▶ _WHAT YOU NEED TO DO_:
Render every line of the items below as a Markdown table with the columns "Row" and "Line," giving each line its own consecutive row number and omitting blank lines.

▶ _DATA LINES_:
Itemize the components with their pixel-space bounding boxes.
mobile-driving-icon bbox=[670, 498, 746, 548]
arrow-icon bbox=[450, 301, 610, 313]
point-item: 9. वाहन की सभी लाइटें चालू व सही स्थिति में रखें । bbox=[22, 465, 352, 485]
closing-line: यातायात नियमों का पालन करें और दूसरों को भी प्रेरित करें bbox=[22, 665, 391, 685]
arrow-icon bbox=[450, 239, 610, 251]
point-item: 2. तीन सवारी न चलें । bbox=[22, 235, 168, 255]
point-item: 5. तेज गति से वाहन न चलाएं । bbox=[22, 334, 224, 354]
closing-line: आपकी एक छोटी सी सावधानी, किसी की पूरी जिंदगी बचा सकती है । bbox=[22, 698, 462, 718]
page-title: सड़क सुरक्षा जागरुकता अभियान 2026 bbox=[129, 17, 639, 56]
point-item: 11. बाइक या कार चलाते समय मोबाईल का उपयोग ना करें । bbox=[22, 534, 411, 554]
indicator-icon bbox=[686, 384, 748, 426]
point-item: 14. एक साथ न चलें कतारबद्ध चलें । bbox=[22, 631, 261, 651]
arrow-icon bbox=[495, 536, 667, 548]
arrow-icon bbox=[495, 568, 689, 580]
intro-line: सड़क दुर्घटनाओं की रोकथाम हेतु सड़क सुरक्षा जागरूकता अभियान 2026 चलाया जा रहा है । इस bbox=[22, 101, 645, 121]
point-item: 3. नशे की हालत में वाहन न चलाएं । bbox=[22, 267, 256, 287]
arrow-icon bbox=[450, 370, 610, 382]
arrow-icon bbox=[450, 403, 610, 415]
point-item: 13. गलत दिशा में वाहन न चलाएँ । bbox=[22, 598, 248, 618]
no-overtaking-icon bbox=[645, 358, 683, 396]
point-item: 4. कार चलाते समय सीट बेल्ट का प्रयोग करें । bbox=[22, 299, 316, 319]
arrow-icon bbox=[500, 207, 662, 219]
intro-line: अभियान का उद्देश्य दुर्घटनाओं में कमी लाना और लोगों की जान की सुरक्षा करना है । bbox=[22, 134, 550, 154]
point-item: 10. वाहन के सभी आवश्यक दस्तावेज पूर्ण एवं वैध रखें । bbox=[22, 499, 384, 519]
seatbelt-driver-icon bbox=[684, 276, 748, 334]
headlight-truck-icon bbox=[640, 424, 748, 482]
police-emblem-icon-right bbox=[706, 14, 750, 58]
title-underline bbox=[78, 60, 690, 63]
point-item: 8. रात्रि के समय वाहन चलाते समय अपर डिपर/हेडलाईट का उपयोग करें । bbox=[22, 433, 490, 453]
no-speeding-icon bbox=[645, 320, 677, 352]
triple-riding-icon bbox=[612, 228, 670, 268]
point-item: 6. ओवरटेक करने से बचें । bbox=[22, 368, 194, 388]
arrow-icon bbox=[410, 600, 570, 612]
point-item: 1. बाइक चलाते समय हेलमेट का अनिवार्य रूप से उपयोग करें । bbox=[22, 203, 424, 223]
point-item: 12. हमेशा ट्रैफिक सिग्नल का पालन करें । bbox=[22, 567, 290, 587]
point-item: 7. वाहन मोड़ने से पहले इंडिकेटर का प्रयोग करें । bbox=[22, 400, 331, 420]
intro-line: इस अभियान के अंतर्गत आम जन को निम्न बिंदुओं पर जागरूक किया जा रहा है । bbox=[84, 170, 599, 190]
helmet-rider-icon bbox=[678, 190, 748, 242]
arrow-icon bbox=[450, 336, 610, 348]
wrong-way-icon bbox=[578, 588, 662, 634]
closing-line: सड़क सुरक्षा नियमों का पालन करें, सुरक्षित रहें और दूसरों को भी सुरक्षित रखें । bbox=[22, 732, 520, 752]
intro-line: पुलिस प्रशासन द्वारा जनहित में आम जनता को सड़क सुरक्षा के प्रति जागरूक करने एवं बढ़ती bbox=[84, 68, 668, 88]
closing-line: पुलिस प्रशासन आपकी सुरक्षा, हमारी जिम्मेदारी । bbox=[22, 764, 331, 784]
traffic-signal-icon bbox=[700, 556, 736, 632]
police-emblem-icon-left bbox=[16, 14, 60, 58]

▶ _TASK ANSWER_:
| Row | Line |
|---|---|
| 1 | Itemize the components with their pixel-space bounding boxes. |
| 2 | mobile-driving-icon bbox=[670, 498, 746, 548] |
| 3 | arrow-icon bbox=[450, 301, 610, 313] |
| 4 | point-item: 9. वाहन की सभी लाइटें चालू व सही स्थिति में रखें । bbox=[22, 465, 352, 485] |
| 5 | closing-line: यातायात नियमों का पालन करें और दूसरों को भी प्रेरित करें bbox=[22, 665, 391, 685] |
| 6 | arrow-icon bbox=[450, 239, 610, 251] |
| 7 | point-item: 2. तीन सवारी न चलें । bbox=[22, 235, 168, 255] |
| 8 | point-item: 5. तेज गति से वाहन न चलाएं । bbox=[22, 334, 224, 354] |
| 9 | closing-line: आपकी एक छोटी सी सावधानी, किसी की पूरी जिंदगी बचा सकती है । bbox=[22, 698, 462, 718] |
| 10 | page-title: सड़क सुरक्षा जागरुकता अभियान 2026 bbox=[129, 17, 639, 56] |
| 11 | point-item: 11. बाइक या कार चलाते समय मोबाईल का उपयोग ना करें । bbox=[22, 534, 411, 554] |
| 12 | indicator-icon bbox=[686, 384, 748, 426] |
| 13 | point-item: 14. एक साथ न चलें कतारबद्ध चलें । bbox=[22, 631, 261, 651] |
| 14 | arrow-icon bbox=[495, 536, 667, 548] |
| 15 | arrow-icon bbox=[495, 568, 689, 580] |
| 16 | intro-line: सड़क दुर्घटनाओं की रोकथाम हेतु सड़क सुरक्षा जागरूकता अभियान 2026 चलाया जा रहा है । इस bbox=[22, 101, 645, 121] |
| 17 | point-item: 3. नशे की हालत में वाहन न चलाएं । bbox=[22, 267, 256, 287] |
| 18 | arrow-icon bbox=[450, 370, 610, 382] |
| 19 | arrow-icon bbox=[450, 403, 610, 415] |
| 20 | point-item: 13. गलत दिशा में वाहन न चलाएँ । bbox=[22, 598, 248, 618] |
| 21 | no-overtaking-icon bbox=[645, 358, 683, 396] |
| 22 | point-item: 4. कार चलाते समय सीट बेल्ट का प्रयोग करें । bbox=[22, 299, 316, 319] |
| 23 | arrow-icon bbox=[500, 207, 662, 219] |
| 24 | intro-line: अभियान का उद्देश्य दुर्घटनाओं में कमी लाना और लोगों की जान की सुरक्षा करना है । bbox=[22, 134, 550, 154] |
| 25 | point-item: 10. वाहन के सभी आवश्यक दस्तावेज पूर्ण एवं वैध रखें । bbox=[22, 499, 384, 519] |
| 26 | seatbelt-driver-icon bbox=[684, 276, 748, 334] |
| 27 | headlight-truck-icon bbox=[640, 424, 748, 482] |
| 28 | police-emblem-icon-right bbox=[706, 14, 750, 58] |
| 29 | title-underline bbox=[78, 60, 690, 63] |
| 30 | point-item: 8. रात्रि के समय वाहन चलाते समय अपर डिपर/हेडलाईट का उपयोग करें । bbox=[22, 433, 490, 453] |
| 31 | no-speeding-icon bbox=[645, 320, 677, 352] |
| 32 | triple-riding-icon bbox=[612, 228, 670, 268] |
| 33 | point-item: 6. ओवरटेक करने से बचें । bbox=[22, 368, 194, 388] |
| 34 | arrow-icon bbox=[410, 600, 570, 612] |
| 35 | point-item: 1. बाइक चलाते समय हेलमेट का अनिवार्य रूप से उपयोग करें । bbox=[22, 203, 424, 223] |
| 36 | point-item: 12. हमेशा ट्रैफिक सिग्नल का पालन करें । bbox=[22, 567, 290, 587] |
| 37 | point-item: 7. वाहन मोड़ने से पहले इंडिकेटर का प्रयोग करें । bbox=[22, 400, 331, 420] |
| 38 | intro-line: इस अभियान के अंतर्गत आम जन को निम्न बिंदुओं पर जागरूक किया जा रहा है । bbox=[84, 170, 599, 190] |
| 39 | helmet-rider-icon bbox=[678, 190, 748, 242] |
| 40 | arrow-icon bbox=[450, 336, 610, 348] |
| 41 | wrong-way-icon bbox=[578, 588, 662, 634] |
| 42 | closing-line: सड़क सुरक्षा नियमों का पालन करें, सुरक्षित रहें और दूसरों को भी सुरक्षित रखें । bbox=[22, 732, 520, 752] |
| 43 | intro-line: पुलिस प्रशासन द्वारा जनहित में आम जनता को सड़क सुरक्षा के प्रति जागरूक करने एवं बढ़ती bbox=[84, 68, 668, 88] |
| 44 | closing-line: पुलिस प्रशासन आपकी सुरक्षा, हमारी जिम्मेदारी । bbox=[22, 764, 331, 784] |
| 45 | traffic-signal-icon bbox=[700, 556, 736, 632] |
| 46 | police-emblem-icon-left bbox=[16, 14, 60, 58] |